--- RECORDS FOR THIS TASK ---

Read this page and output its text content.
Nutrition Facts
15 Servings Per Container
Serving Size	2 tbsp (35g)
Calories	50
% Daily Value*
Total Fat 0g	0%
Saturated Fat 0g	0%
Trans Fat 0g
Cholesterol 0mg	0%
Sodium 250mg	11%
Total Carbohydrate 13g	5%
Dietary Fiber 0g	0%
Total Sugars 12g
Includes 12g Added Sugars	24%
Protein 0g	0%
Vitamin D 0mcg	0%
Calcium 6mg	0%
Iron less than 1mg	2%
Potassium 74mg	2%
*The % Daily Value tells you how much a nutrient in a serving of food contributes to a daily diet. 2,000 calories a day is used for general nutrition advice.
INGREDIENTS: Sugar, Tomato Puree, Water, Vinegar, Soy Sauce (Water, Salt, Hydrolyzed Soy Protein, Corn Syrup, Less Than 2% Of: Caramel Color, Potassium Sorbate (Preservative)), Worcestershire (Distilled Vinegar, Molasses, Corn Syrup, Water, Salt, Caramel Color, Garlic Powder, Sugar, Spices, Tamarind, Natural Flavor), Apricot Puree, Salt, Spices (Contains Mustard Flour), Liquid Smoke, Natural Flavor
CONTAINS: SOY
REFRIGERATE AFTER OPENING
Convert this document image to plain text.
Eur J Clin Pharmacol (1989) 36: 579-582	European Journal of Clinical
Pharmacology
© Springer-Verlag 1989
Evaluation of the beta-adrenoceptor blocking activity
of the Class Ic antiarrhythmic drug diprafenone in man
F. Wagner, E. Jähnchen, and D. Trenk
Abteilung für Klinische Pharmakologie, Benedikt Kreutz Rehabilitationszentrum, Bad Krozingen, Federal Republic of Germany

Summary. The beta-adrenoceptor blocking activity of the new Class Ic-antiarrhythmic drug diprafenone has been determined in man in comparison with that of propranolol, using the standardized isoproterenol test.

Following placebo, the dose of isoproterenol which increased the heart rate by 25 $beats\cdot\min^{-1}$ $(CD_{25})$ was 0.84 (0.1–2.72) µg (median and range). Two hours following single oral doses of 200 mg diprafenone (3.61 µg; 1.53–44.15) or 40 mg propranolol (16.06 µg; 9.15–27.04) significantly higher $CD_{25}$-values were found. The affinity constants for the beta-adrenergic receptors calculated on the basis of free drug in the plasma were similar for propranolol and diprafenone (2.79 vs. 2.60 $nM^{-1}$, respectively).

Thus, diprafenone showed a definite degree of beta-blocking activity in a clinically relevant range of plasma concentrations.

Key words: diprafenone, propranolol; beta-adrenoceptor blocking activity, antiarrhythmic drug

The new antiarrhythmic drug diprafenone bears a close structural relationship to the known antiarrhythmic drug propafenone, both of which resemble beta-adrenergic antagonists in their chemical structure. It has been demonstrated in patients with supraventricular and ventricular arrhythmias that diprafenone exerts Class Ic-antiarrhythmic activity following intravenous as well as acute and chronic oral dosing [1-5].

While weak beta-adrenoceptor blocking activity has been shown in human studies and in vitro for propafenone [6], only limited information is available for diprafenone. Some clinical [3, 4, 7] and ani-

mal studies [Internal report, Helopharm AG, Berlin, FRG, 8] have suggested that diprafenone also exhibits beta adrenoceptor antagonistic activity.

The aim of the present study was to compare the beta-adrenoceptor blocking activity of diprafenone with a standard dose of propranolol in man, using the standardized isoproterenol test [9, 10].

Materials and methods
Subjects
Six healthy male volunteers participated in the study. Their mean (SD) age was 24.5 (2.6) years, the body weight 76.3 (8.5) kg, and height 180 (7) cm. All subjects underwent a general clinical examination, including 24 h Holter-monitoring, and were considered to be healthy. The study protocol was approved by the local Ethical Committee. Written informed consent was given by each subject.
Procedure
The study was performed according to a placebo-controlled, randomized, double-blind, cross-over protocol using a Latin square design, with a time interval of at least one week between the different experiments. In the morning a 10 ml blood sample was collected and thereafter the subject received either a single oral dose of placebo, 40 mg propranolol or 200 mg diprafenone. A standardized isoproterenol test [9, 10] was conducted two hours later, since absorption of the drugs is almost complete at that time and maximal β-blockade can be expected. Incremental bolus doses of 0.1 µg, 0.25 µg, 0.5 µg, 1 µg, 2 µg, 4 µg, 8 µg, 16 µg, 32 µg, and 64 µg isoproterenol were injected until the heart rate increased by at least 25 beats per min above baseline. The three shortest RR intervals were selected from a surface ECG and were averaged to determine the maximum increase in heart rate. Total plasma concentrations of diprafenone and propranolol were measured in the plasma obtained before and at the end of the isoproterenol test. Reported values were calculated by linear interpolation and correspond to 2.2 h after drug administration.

---

■ **GOAL OF THE EXERCISE**:
Read the listing above, then copy every line that includes the string "Protein".

■ **RESULT OF THE EXERCISE**:
Protein 0g	0%
INGREDIENTS: Sugar, Tomato Puree, Water, Vinegar, Soy Sauce (Water, Salt, Hydrolyzed Soy Protein, Corn Syrup, Less Than 2% Of: Caramel Color, Potassium Sorbate (Preservative)), Worcestershire (Distilled Vinegar, Molasses, Corn Syrup, Water, Salt, Caramel Color, Garlic Powder, Sugar, Spices, Tamarind, Natural Flavor), Apricot Puree, Salt, Spices (Contains Mustard Flour), Liquid Smoke, Natural Flavor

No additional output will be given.